> [Written problem]: Check every line of the entries for "presence", and copy the lines that hold it.
-------- Extracted information
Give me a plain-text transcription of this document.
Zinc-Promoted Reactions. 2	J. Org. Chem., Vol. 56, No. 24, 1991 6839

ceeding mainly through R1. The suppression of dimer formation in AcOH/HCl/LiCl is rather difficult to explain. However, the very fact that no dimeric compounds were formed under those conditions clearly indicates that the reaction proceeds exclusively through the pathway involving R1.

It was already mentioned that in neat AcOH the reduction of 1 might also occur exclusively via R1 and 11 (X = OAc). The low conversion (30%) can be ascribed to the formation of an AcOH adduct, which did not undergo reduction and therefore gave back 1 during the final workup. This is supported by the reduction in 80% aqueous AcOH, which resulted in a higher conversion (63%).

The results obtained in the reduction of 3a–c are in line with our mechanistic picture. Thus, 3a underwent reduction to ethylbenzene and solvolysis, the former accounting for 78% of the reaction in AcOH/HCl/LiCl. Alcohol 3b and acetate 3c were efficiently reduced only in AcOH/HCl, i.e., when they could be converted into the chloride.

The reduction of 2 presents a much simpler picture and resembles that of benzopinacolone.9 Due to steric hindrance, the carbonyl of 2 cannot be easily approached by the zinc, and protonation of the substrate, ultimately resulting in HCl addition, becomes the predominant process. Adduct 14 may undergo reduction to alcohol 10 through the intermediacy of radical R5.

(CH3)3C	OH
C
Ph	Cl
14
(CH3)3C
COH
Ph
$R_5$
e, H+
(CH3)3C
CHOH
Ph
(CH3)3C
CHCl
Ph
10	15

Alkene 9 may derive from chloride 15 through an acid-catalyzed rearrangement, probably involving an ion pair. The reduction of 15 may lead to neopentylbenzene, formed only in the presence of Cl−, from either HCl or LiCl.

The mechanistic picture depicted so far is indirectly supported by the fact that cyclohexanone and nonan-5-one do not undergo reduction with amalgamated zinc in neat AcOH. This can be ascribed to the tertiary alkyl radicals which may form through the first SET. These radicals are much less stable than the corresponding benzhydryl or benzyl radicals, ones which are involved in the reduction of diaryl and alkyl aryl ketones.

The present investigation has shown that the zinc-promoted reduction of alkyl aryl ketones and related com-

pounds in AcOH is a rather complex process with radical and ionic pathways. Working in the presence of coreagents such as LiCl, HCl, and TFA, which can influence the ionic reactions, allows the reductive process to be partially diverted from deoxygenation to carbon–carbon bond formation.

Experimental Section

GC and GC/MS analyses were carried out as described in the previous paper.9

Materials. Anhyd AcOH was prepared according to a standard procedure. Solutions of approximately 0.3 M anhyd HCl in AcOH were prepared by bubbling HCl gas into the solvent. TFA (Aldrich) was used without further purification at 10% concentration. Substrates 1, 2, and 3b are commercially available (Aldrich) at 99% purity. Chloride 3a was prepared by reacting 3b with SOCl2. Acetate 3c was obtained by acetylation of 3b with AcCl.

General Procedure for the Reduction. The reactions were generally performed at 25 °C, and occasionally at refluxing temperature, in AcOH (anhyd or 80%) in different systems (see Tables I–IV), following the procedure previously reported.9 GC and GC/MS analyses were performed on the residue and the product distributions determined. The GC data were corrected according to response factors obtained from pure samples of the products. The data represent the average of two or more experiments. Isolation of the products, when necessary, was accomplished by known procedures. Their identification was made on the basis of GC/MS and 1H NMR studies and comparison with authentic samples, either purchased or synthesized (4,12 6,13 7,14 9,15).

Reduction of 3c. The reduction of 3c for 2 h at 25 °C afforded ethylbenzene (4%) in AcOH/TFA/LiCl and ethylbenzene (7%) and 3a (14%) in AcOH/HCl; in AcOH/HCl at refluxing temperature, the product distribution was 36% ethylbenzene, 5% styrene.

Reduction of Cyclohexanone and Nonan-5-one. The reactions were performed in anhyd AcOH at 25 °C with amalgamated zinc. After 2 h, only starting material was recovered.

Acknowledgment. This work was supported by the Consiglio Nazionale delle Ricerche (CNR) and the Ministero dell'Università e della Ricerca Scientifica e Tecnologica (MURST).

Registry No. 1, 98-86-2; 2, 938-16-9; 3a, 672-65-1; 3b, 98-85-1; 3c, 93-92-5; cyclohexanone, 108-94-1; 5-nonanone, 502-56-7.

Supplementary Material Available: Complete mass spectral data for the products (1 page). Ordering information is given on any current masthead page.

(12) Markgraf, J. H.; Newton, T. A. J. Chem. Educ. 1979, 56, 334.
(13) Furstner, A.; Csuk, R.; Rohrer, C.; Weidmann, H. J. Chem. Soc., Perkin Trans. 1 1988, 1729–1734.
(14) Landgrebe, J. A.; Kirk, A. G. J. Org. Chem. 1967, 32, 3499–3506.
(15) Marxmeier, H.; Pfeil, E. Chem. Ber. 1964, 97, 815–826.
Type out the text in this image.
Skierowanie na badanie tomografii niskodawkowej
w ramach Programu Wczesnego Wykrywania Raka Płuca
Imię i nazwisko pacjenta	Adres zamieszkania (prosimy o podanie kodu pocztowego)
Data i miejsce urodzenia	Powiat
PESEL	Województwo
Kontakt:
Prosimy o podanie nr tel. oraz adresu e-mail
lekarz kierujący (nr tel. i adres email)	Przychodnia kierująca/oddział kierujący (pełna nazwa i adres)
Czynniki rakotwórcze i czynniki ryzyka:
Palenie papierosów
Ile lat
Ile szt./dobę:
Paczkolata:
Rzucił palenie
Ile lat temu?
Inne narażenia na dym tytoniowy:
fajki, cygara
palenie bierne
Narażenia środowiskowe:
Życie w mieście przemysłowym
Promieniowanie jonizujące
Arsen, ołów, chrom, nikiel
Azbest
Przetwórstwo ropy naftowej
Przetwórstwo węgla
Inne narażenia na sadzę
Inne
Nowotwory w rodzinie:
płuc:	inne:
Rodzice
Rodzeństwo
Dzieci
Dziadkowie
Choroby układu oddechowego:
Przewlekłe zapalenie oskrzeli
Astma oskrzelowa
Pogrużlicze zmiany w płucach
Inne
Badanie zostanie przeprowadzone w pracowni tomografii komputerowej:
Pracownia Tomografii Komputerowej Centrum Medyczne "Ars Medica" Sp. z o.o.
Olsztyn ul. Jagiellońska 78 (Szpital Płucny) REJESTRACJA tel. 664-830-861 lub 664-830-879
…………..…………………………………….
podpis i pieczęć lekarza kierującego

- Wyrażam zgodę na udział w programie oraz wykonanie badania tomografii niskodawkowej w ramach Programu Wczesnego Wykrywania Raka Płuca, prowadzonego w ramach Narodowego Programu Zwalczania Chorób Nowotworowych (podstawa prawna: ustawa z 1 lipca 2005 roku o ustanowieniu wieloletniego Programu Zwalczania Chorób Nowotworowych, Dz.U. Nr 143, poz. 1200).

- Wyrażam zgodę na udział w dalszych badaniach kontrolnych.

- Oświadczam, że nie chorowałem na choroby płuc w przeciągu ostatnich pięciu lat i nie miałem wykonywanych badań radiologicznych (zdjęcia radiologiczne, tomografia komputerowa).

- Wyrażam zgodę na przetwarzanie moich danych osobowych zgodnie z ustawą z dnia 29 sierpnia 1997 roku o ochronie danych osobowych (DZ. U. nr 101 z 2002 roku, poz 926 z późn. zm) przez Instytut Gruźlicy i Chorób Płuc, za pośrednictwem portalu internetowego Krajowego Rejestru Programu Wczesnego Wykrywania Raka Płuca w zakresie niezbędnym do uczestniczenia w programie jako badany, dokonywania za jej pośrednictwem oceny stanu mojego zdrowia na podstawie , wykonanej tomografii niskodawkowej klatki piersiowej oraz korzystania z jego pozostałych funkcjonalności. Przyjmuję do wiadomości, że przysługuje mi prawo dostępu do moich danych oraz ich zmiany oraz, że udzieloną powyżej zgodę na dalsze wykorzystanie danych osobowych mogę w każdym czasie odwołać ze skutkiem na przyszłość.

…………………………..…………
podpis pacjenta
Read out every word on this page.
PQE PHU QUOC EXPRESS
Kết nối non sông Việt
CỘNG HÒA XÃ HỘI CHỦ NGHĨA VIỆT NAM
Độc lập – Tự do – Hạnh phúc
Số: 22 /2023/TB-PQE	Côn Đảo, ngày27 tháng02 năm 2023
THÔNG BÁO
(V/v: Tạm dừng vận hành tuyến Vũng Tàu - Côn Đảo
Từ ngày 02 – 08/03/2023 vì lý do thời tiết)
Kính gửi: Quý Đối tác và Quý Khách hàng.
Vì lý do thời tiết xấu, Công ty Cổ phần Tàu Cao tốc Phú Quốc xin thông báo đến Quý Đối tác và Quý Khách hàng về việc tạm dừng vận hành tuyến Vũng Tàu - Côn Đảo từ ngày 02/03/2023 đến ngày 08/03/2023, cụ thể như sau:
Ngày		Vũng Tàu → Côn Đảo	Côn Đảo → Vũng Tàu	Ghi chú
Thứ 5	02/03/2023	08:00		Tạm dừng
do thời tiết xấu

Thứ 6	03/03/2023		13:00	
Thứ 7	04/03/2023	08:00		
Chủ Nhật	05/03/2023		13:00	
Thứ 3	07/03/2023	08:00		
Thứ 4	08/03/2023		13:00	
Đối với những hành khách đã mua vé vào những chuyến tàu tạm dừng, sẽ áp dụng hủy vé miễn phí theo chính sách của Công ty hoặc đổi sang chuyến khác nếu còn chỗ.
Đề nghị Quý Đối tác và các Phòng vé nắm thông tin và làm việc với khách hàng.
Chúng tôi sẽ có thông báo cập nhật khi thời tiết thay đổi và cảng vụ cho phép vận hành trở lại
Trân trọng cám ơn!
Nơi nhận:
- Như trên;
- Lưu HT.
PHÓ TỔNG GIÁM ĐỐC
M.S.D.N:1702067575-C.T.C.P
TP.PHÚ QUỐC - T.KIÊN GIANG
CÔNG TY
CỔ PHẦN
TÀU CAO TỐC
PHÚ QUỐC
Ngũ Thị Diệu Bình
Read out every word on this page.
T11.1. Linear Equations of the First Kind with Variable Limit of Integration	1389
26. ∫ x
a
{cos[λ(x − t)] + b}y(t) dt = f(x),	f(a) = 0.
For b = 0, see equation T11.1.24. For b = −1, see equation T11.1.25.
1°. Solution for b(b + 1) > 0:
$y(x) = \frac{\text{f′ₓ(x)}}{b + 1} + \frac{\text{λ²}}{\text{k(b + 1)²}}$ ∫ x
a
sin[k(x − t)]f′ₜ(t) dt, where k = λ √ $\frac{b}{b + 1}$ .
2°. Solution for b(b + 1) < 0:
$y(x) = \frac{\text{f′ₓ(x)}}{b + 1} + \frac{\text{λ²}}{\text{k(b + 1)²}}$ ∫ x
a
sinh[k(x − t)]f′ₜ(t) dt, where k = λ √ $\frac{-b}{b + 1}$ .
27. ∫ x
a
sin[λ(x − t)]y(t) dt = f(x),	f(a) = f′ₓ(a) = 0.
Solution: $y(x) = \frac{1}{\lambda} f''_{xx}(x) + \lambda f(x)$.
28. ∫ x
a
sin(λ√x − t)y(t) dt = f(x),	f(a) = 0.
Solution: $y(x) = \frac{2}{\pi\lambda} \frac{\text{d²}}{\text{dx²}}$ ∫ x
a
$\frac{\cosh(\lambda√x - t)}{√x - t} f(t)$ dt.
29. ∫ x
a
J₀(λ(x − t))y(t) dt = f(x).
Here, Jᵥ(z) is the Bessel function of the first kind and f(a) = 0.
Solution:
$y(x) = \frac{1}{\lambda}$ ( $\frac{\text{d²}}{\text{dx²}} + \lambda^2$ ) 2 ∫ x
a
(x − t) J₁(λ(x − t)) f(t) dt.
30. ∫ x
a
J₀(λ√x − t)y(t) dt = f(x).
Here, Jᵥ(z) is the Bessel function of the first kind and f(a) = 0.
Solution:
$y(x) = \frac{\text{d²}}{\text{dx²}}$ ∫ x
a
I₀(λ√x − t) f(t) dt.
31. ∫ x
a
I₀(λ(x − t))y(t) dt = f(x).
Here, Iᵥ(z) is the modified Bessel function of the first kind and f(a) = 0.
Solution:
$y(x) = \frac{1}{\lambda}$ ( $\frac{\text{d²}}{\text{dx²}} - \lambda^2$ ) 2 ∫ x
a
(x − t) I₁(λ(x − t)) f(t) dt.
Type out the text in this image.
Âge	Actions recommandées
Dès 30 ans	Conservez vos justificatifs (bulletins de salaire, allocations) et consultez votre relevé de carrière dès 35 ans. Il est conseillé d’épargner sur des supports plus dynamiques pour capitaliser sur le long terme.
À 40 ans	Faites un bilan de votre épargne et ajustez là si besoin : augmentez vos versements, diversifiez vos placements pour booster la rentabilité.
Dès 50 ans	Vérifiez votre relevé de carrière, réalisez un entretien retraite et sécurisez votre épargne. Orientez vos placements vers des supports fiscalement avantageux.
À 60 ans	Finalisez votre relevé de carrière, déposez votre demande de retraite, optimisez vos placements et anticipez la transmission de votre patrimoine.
----------------
> [Written response]:
Alkene 9 may derive from chloride 15 through an acid-catalyzed rearrangement, probably involving an ion pair. The reduction of 15 may lead to neopentylbenzene, formed only in the presence of Cl−, from either HCl or LiCl.
pounds in AcOH is a rather complex process with radical and ionic pathways. Working in the presence of coreagents such as LiCl, HCl, and TFA, which can influence the ionic reactions, allows the reductive process to be partially diverted from deoxygenation to carbon–carbon bond formation.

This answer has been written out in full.